* [DATA RECORDS]:
####################

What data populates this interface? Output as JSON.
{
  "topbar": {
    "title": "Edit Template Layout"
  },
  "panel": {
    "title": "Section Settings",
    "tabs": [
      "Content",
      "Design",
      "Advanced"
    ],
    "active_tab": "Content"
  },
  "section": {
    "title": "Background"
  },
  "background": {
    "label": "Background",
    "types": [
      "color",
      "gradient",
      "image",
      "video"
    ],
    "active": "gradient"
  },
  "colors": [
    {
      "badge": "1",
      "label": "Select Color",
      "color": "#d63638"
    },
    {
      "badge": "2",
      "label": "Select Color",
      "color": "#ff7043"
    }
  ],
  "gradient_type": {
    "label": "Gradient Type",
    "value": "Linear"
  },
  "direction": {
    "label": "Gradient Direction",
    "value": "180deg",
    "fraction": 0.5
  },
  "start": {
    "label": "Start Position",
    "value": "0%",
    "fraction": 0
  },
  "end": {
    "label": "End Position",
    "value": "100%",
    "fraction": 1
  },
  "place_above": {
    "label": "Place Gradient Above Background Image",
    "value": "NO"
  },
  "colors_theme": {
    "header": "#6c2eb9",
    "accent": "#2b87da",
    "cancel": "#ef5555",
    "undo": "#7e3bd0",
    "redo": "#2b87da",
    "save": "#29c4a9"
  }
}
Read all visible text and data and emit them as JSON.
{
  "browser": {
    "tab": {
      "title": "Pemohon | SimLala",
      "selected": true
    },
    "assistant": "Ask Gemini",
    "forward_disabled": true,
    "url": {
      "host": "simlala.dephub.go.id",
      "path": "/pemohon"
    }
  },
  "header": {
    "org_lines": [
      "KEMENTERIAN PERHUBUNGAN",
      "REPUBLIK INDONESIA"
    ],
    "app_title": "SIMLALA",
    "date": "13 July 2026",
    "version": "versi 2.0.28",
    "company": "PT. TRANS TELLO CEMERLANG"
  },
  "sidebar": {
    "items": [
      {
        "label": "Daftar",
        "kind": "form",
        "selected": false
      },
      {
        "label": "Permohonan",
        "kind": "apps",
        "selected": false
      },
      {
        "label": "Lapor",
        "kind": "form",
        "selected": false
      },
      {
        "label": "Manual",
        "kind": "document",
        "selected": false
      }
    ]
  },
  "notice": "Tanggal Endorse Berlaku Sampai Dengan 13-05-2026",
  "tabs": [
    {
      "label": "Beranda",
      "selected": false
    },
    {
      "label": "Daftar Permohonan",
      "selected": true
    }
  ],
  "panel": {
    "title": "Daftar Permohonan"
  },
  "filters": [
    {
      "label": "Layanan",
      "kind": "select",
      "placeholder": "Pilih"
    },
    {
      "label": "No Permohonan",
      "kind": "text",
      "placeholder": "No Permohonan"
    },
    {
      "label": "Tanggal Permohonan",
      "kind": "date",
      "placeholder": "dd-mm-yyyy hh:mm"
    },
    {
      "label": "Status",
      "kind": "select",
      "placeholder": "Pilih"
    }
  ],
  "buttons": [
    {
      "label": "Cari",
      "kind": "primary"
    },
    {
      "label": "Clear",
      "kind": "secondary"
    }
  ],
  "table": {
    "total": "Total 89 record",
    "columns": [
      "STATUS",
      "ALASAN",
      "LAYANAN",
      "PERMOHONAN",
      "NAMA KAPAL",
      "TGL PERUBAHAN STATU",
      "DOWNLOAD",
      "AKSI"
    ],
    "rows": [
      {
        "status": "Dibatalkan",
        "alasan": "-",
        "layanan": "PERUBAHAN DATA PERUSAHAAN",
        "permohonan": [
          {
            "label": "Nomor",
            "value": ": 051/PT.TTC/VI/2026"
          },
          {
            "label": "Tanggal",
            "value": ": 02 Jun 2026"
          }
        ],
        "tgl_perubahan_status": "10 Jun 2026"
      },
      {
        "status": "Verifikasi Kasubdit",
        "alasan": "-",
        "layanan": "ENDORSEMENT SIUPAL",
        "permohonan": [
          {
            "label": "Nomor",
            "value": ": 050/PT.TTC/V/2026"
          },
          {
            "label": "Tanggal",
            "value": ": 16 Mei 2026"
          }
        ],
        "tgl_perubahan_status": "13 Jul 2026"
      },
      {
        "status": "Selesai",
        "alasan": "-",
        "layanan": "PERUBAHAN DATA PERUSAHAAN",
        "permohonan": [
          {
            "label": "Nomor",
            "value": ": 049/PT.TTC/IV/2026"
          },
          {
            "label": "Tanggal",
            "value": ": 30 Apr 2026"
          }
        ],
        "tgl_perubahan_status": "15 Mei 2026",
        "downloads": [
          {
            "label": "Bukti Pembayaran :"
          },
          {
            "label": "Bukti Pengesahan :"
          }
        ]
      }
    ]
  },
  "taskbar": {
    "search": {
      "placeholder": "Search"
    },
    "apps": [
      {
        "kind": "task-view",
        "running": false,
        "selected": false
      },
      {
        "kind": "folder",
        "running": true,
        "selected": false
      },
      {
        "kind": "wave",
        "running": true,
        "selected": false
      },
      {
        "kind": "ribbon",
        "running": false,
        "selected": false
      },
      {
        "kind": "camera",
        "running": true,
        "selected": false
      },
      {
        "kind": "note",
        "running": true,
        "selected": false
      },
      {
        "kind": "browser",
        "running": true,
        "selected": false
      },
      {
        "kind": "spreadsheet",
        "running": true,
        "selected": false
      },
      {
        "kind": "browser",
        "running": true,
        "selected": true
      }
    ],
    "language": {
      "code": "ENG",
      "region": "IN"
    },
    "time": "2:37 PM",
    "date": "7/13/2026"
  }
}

####################

* [AIM OF THE TASK]: Return the material exactly as it stands.

* [ANSWER TO THE EXERCISE]:
What data populates this interface? Output as JSON.
{
  "topbar": {
    "title": "Edit Template Layout"
  },
  "panel": {
    "title": "Section Settings",
    "tabs": [
      "Content",
      "Design",
      "Advanced"
    ],
    "active_tab": "Content"
  },
  "section": {
    "title": "Background"
  },
  "background": {
    "label": "Background",
    "types": [
      "color",
      "gradient",
      "image",
      "video"
    ],
    "active": "gradient"
  },
  "colors": [
    {
      "badge": "1",
      "label": "Select Color",
      "color": "#d63638"
    },
    {
      "badge": "2",
      "label": "Select Color",
      "color": "#ff7043"
    }
  ],
  "gradient_type": {
    "label": "Gradient Type",
    "value": "Linear"
  },
  "direction": {
    "label": "Gradient Direction",
    "value": "180deg",
    "fraction": 0.5
  },
  "start": {
    "label": "Start Position",
    "value": "0%",
    "fraction": 0
  },
  "end": {
    "label": "End Position",
    "value": "100%",
    "fraction": 1
  },
  "place_above": {
    "label": "Place Gradient Above Background Image",
    "value": "NO"
  },
  "colors_theme": {
    "header": "#6c2eb9",
    "accent": "#2b87da",
    "cancel": "#ef5555",
    "undo": "#7e3bd0",
    "redo": "#2b87da",
    "save": "#29c4a9"
  }
}
Read all visible text and data and emit them as JSON.
{
  "browser": {
    "tab": {
      "title": "Pemohon | SimLala",
      "selected": true
    },
    "assistant": "Ask Gemini",
    "forward_disabled": true,
    "url": {
      "host": "simlala.dephub.go.id",
      "path": "/pemohon"
    }
  },
  "header": {
    "org_lines": [
      "KEMENTERIAN PERHUBUNGAN",
      "REPUBLIK INDONESIA"
    ],
    "app_title": "SIMLALA",
    "date": "13 July 2026",
    "version": "versi 2.0.28",
    "company": "PT. TRANS TELLO CEMERLANG"
  },
  "sidebar": {
    "items": [
      {
        "label": "Daftar",
        "kind": "form",
        "selected": false
      },
      {
        "label": "Permohonan",
        "kind": "apps",
        "selected": false
      },
      {
        "label": "Lapor",
        "kind": "form",
        "selected": false
      },
      {
        "label": "Manual",
        "kind": "document",
        "selected": false
      }
    ]
  },
  "notice": "Tanggal Endorse Berlaku Sampai Dengan 13-05-2026",
  "tabs": [
    {
      "label": "Beranda",
      "selected": false
    },
    {
      "label": "Daftar Permohonan",
      "selected": true
    }
  ],
  "panel": {
    "title": "Daftar Permohonan"
  },
  "filters": [
    {
      "label": "Layanan",
      "kind": "select",
      "placeholder": "Pilih"
    },
    {
      "label": "No Permohonan",
      "kind": "text",
      "placeholder": "No Permohonan"
    },
    {
      "label": "Tanggal Permohonan",
      "kind": "date",
      "placeholder": "dd-mm-yyyy hh:mm"
    },
    {
      "label": "Status",
      "kind": "select",
      "placeholder": "Pilih"
    }
  ],
  "buttons": [
    {
      "label": "Cari",
      "kind": "primary"
    },
    {
      "label": "Clear",
      "kind": "secondary"
    }
  ],
  "table": {
    "total": "Total 89 record",
    "columns": [
      "STATUS",
      "ALASAN",
      "LAYANAN",
      "PERMOHONAN",
      "NAMA KAPAL",
      "TGL PERUBAHAN STATU",
      "DOWNLOAD",
      "AKSI"
    ],
    "rows": [
      {
        "status": "Dibatalkan",
        "alasan": "-",
        "layanan": "PERUBAHAN DATA PERUSAHAAN",
        "permohonan": [
          {
            "label": "Nomor",
            "value": ": 051/PT.TTC/VI/2026"
          },
          {
            "label": "Tanggal",
            "value": ": 02 Jun 2026"
          }
        ],
        "tgl_perubahan_status": "10 Jun 2026"
      },
      {
        "status": "Verifikasi Kasubdit",
        "alasan": "-",
        "layanan": "ENDORSEMENT SIUPAL",
        "permohonan": [
          {
            "label": "Nomor",
            "value": ": 050/PT.TTC/V/2026"
          },
          {
            "label": "Tanggal",
            "value": ": 16 Mei 2026"
          }
        ],
        "tgl_perubahan_status": "13 Jul 2026"
      },
      {
        "status": "Selesai",
        "alasan": "-",
        "layanan": "PERUBAHAN DATA PERUSAHAAN",
        "permohonan": [
          {
            "label": "Nomor",
            "value": ": 049/PT.TTC/IV/2026"
          },
          {
            "label": "Tanggal",
            "value": ": 30 Apr 2026"
          }
        ],
        "tgl_perubahan_status": "15 Mei 2026",
        "downloads": [
          {
            "label": "Bukti Pembayaran :"
          },
          {
            "label": "Bukti Pengesahan :"
          }
        ]
      }
    ]
  },
  "taskbar": {
    "search": {
      "placeholder": "Search"
    },
    "apps": [
      {
        "kind": "task-view",
        "running": false,
        "selected": false
      },
      {
        "kind": "folder",
        "running": true,
        "selected": false
      },
      {
        "kind": "wave",
        "running": true,
        "selected": false
      },
      {
        "kind": "ribbon",
        "running": false,
        "selected": false
      },
      {
        "kind": "camera",
        "running": true,
        "selected": false
      },
      {
        "kind": "note",
        "running": true,
        "selected": false
      },
      {
        "kind": "browser",
        "running": true,
        "selected": false
      },
      {
        "kind": "spreadsheet",
        "running": true,
        "selected": false
      },
      {
        "kind": "browser",
        "running": true,
        "selected": true
      }
    ],
    "language": {
      "code": "ENG",
      "region": "IN"
    },
    "time": "2:37 PM",
    "date": "7/13/2026"
  }
}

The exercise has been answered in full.